Task directions ▸
Collect each line of the records containing the string "человек".

Records from a dataset ▸

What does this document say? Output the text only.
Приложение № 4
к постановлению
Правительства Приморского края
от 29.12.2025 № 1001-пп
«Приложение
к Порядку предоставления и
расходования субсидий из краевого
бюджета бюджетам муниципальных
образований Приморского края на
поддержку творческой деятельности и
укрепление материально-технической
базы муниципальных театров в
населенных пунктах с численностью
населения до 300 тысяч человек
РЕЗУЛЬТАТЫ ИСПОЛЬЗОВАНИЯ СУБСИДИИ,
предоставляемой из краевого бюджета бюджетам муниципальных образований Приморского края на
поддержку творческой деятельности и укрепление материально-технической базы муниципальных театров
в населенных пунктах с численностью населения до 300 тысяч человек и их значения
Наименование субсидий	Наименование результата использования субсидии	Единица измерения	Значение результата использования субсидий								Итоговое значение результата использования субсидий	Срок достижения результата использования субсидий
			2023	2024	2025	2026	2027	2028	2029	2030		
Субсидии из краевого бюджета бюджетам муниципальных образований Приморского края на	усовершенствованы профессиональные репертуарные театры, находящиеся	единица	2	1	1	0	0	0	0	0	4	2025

Solution for this problem ▸
населения до 300 тысяч человек
в населенных пунктах с численностью населения до 300 тысяч человек и их значения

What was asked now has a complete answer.